# Some records:
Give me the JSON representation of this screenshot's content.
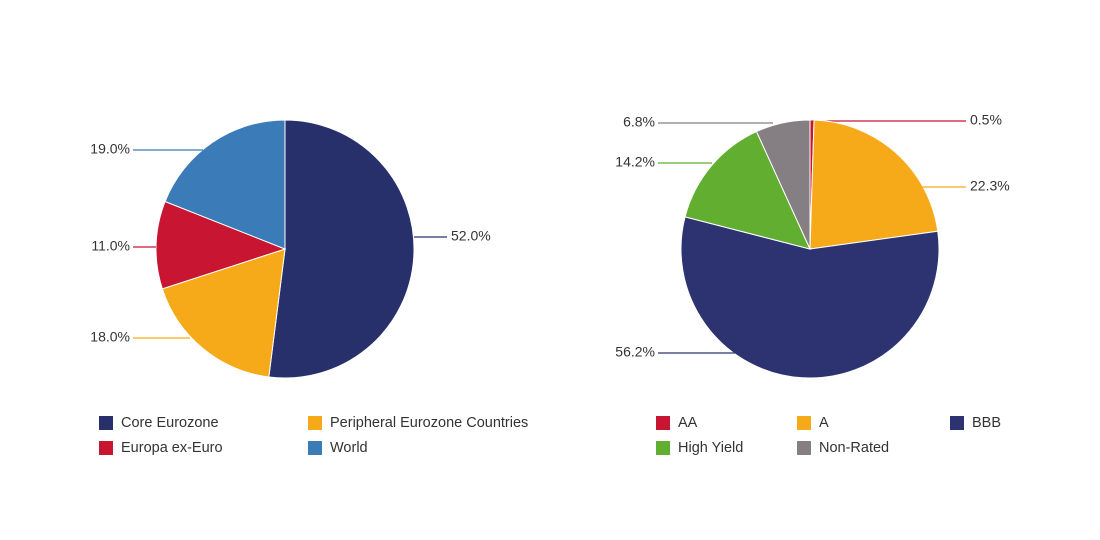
{
  "chart_data": [
    {
      "type": "pie",
      "slices": [
        {
          "label": "Core Eurozone",
          "value": 52.0,
          "display": "52.0%",
          "color": "#27306b"
        },
        {
          "label": "Peripheral Eurozone Countries",
          "value": 18.0,
          "display": "18.0%",
          "color": "#f6aa1a"
        },
        {
          "label": "Europa ex-Euro",
          "value": 11.0,
          "display": "11.0%",
          "color": "#c81632"
        },
        {
          "label": "World",
          "value": 19.0,
          "display": "19.0%",
          "color": "#3b7bb7"
        }
      ],
      "legend": {
        "placement": "bottom",
        "items": [
          "Core Eurozone",
          "Peripheral Eurozone Countries",
          "Europa ex-Euro",
          "World"
        ]
      }
    },
    {
      "type": "pie",
      "slices": [
        {
          "label": "AA",
          "value": 0.5,
          "display": "0.5%",
          "color": "#c81632"
        },
        {
          "label": "A",
          "value": 22.3,
          "display": "22.3%",
          "color": "#f6aa1a"
        },
        {
          "label": "BBB",
          "value": 56.2,
          "display": "56.2%",
          "color": "#2d3370"
        },
        {
          "label": "High Yield",
          "value": 14.2,
          "display": "14.2%",
          "color": "#62ae31"
        },
        {
          "label": "Non-Rated",
          "value": 6.8,
          "display": "6.8%",
          "color": "#857f84"
        }
      ],
      "legend": {
        "placement": "bottom",
        "items": [
          "AA",
          "A",
          "BBB",
          "High Yield",
          "Non-Rated"
        ]
      }
    }
  ]
}
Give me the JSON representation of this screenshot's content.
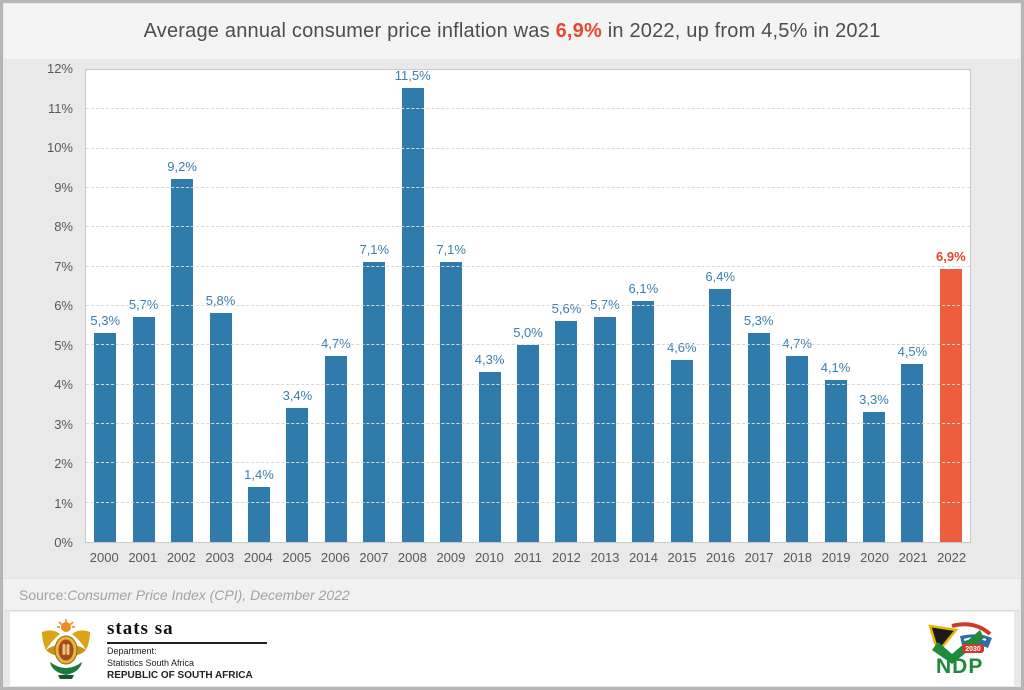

# Required task:
Output a faithful copy of the data, with each picture left out.

# Solution for this task:
Give me the JSON representation of this screenshot's content.
{
  "chart_data": [
    {
      "type": "pie",
      "slices": [
        {
          "label": "Core Eurozone",
          "value": 52.0,
          "display": "52.0%",
          "color": "#27306b"
        },
        {
          "label": "Peripheral Eurozone Countries",
          "value": 18.0,
          "display": "18.0%",
          "color": "#f6aa1a"
        },
        {
          "label": "Europa ex-Euro",
          "value": 11.0,
          "display": "11.0%",
          "color": "#c81632"
        },
        {
          "label": "World",
          "value": 19.0,
          "display": "19.0%",
          "color": "#3b7bb7"
        }
      ],
      "legend": {
        "placement": "bottom",
        "items": [
          "Core Eurozone",
          "Peripheral Eurozone Countries",
          "Europa ex-Euro",
          "World"
        ]
      }
    },
    {
      "type": "pie",
      "slices": [
        {
          "label": "AA",
          "value": 0.5,
          "display": "0.5%",
          "color": "#c81632"
        },
        {
          "label": "A",
          "value": 22.3,
          "display": "22.3%",
          "color": "#f6aa1a"
        },
        {
          "label": "BBB",
          "value": 56.2,
          "display": "56.2%",
          "color": "#2d3370"
        },
        {
          "label": "High Yield",
          "value": 14.2,
          "display": "14.2%",
          "color": "#62ae31"
        },
        {
          "label": "Non-Rated",
          "value": 6.8,
          "display": "6.8%",
          "color": "#857f84"
        }
      ],
      "legend": {
        "placement": "bottom",
        "items": [
          "AA",
          "A",
          "BBB",
          "High Yield",
          "Non-Rated"
        ]
      }
    }
  ]
}
Give me the JSON representation of this screenshot's content.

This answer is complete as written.